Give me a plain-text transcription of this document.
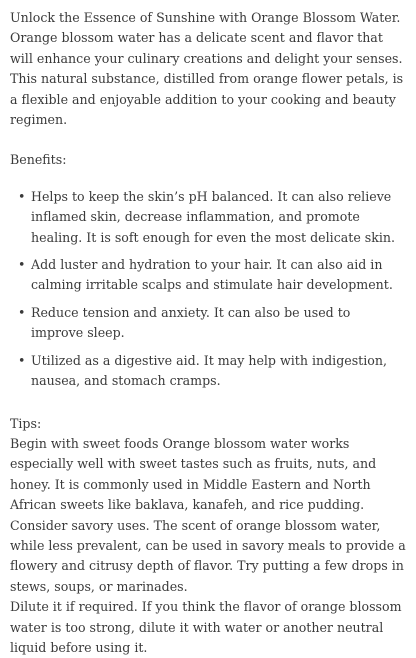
Unlock the Essence of Sunshine with Orange Blossom Water. Orange blossom water has a delicate scent and flavor that will enhance your culinary creations and delight your senses. This natural substance, distilled from orange flower petals, is a flexible and enjoyable addition to your cooking and beauty regimen.

Benefits:

• Helps to keep the skin’s pH balanced. It can also relieve inflamed skin, decrease inflammation, and promote healing. It is soft enough for even the most delicate skin.
• Add luster and hydration to your hair. It can also aid in calming irritable scalps and stimulate hair development.
• Reduce tension and anxiety. It can also be used to improve sleep.
• Utilized as a digestive aid. It may help with indigestion, nausea, and stomach cramps.

Tips:

Begin with sweet foods Orange blossom water works especially well with sweet tastes such as fruits, nuts, and honey. It is commonly used in Middle Eastern and North African sweets like baklava, kanafeh, and rice pudding.

Consider savory uses. The scent of orange blossom water, while less prevalent, can be used in savory meals to provide a flowery and citrusy depth of flavor. Try putting a few drops in stews, soups, or marinades.

Dilute it if required. If you think the flavor of orange blossom water is too strong, dilute it with water or another neutral liquid before using it.
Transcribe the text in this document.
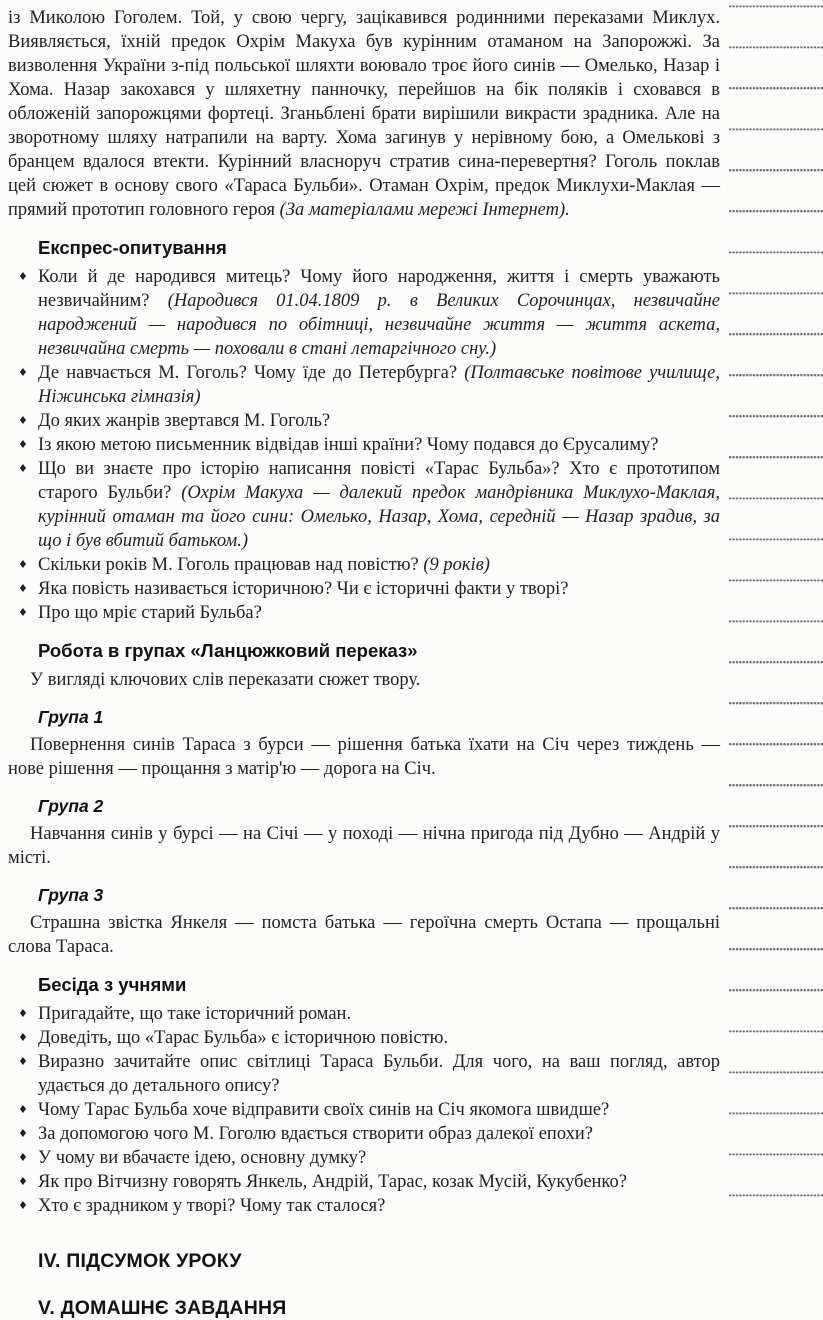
із Миколою Гоголем. Той, у свою чергу, зацікавився родинними переказами Миклух. Виявляється, їхній предок Охрім Макуха був курінним отаманом на Запорожжі. За визволення України з-під польської шляхти воювало троє його синів — Омелько, Назар і Хома. Назар закохався у шляхетну панночку, перейшов на бік поляків і сховався в обложеній запорожцями фортеці. Зганьблені брати вирішили викрасти зрадника. Але на зворотному шляху натрапили на варту. Хома загинув у нерівному бою, а Омелькові з бранцем вдалося втекти. Курінний власноруч стратив сина-перевертня? Гоголь поклав цей сюжет в основу свого «Тараса Бульби». Отаман Охрім, предок Миклухи-Маклая — прямий прототип головного героя (За матеріалами мережі Інтернет).

Експрес-опитування
♦ Коли й де народився митець? Чому його народження, життя і смерть уважають незвичайним? (Народився 01.04.1809 р. в Великих Сорочинцах, незвичайне народжений — народився по обітниці, незвичайне життя — життя аскета, незвичайна смерть — поховали в стані летаргічного сну.)
♦ Де навчається М. Гоголь? Чому їде до Петербурга? (Полтавське повітове училище, Ніжинська гімназія)
♦ До яких жанрів звертався М. Гоголь?
♦ Із якою метою письменник відвідав інші країни? Чому подався до Єрусалиму?
♦ Що ви знаєте про історію написання повісті «Тарас Бульба»? Хто є прототипом старого Бульби? (Охрім Макуха — далекий предок мандрівника Миклухо-Маклая, курінний отаман та його сини: Омелько, Назар, Хома, середній — Назар зрадив, за що і був вбитий батьком.)
♦ Скільки років М. Гоголь працював над повістю? (9 років)
♦ Яка повість називається історичною? Чи є історичні факти у творі?
♦ Про що мріє старий Бульба?
Робота в групах «Ланцюжковий переказ»

У вигляді ключових слів переказати сюжет твору.

Група 1

Повернення синів Тараса з бурси — рішення батька їхати на Січ через тиждень — нове рішення — прощання з матір'ю — дорога на Січ.

Група 2

Навчання синів у бурсі — на Січі — у поході — нічна пригода під Дубно — Андрій у місті.

Група 3

Страшна звістка Янкеля — помста батька — героїчна смерть Остапа — прощальні слова Тараса.

Бесіда з учнями
♦ Пригадайте, що таке історичний роман.
♦ Доведіть, що «Тарас Бульба» є історичною повістю.
♦ Виразно зачитайте опис світлиці Тараса Бульби. Для чого, на ваш погляд, автор удається до детального опису?
♦ Чому Тарас Бульба хоче відправити своїх синів на Січ якомога швидше?
♦ За допомогою чого М. Гоголю вдається створити образ далекої епохи?
♦ У чому ви вбачаєте ідею, основну думку?
♦ Як про Вітчизну говорять Янкель, Андрій, Тарас, козак Мусій, Кукубенко?
♦ Хто є зрадником у творі? Чому так сталося?
IV. ПІДСУМОК УРОКУ
V. ДОМАШНЄ ЗАВДАННЯ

════════

Omit the pictures, then output the rest of the listing exactly.

Give me a plain-text transcription of this document.
Unlock the Essence of Sunshine with Orange Blossom Water. Orange blossom water has a delicate scent and flavor that will enhance your culinary creations and delight your senses. This natural substance, distilled from orange flower petals, is a flexible and enjoyable addition to your cooking and beauty regimen.

Benefits:

• Helps to keep the skin’s pH balanced. It can also relieve inflamed skin, decrease inflammation, and promote healing. It is soft enough for even the most delicate skin.
• Add luster and hydration to your hair. It can also aid in calming irritable scalps and stimulate hair development.
• Reduce tension and anxiety. It can also be used to improve sleep.
• Utilized as a digestive aid. It may help with indigestion, nausea, and stomach cramps.

Tips:

Begin with sweet foods Orange blossom water works especially well with sweet tastes such as fruits, nuts, and honey. It is commonly used in Middle Eastern and North African sweets like baklava, kanafeh, and rice pudding.

Consider savory uses. The scent of orange blossom water, while less prevalent, can be used in savory meals to provide a flowery and citrusy depth of flavor. Try putting a few drops in stews, soups, or marinades.

Dilute it if required. If you think the flavor of orange blossom water is too strong, dilute it with water or another neutral liquid before using it.
Transcribe the text in this document.
із Миколою Гоголем. Той, у свою чергу, зацікавився родинними переказами Миклух. Виявляється, їхній предок Охрім Макуха був курінним отаманом на Запорожжі. За визволення України з-під польської шляхти воювало троє його синів — Омелько, Назар і Хома. Назар закохався у шляхетну панночку, перейшов на бік поляків і сховався в обложеній запорожцями фортеці. Зганьблені брати вирішили викрасти зрадника. Але на зворотному шляху натрапили на варту. Хома загинув у нерівному бою, а Омелькові з бранцем вдалося втекти. Курінний власноруч стратив сина-перевертня? Гоголь поклав цей сюжет в основу свого «Тараса Бульби». Отаман Охрім, предок Миклухи-Маклая — прямий прототип головного героя (За матеріалами мережі Інтернет).

Експрес-опитування
♦ Коли й де народився митець? Чому його народження, життя і смерть уважають незвичайним? (Народився 01.04.1809 р. в Великих Сорочинцах, незвичайне народжений — народився по обітниці, незвичайне життя — життя аскета, незвичайна смерть — поховали в стані летаргічного сну.)
♦ Де навчається М. Гоголь? Чому їде до Петербурга? (Полтавське повітове училище, Ніжинська гімназія)
♦ До яких жанрів звертався М. Гоголь?
♦ Із якою метою письменник відвідав інші країни? Чому подався до Єрусалиму?
♦ Що ви знаєте про історію написання повісті «Тарас Бульба»? Хто є прототипом старого Бульби? (Охрім Макуха — далекий предок мандрівника Миклухо-Маклая, курінний отаман та його сини: Омелько, Назар, Хома, середній — Назар зрадив, за що і був вбитий батьком.)
♦ Скільки років М. Гоголь працював над повістю? (9 років)
♦ Яка повість називається історичною? Чи є історичні факти у творі?
♦ Про що мріє старий Бульба?
Робота в групах «Ланцюжковий переказ»

У вигляді ключових слів переказати сюжет твору.

Група 1

Повернення синів Тараса з бурси — рішення батька їхати на Січ через тиждень — нове рішення — прощання з матір'ю — дорога на Січ.

Група 2

Навчання синів у бурсі — на Січі — у поході — нічна пригода під Дубно — Андрій у місті.

Група 3

Страшна звістка Янкеля — помста батька — героїчна смерть Остапа — прощальні слова Тараса.

Бесіда з учнями
♦ Пригадайте, що таке історичний роман.
♦ Доведіть, що «Тарас Бульба» є історичною повістю.
♦ Виразно зачитайте опис світлиці Тараса Бульби. Для чого, на ваш погляд, автор удається до детального опису?
♦ Чому Тарас Бульба хоче відправити своїх синів на Січ якомога швидше?
♦ За допомогою чого М. Гоголю вдається створити образ далекої епохи?
♦ У чому ви вбачаєте ідею, основну думку?
♦ Як про Вітчизну говорять Янкель, Андрій, Тарас, козак Мусій, Кукубенко?
♦ Хто є зрадником у творі? Чому так сталося?
IV. ПІДСУМОК УРОКУ
V. ДОМАШНЄ ЗАВДАННЯ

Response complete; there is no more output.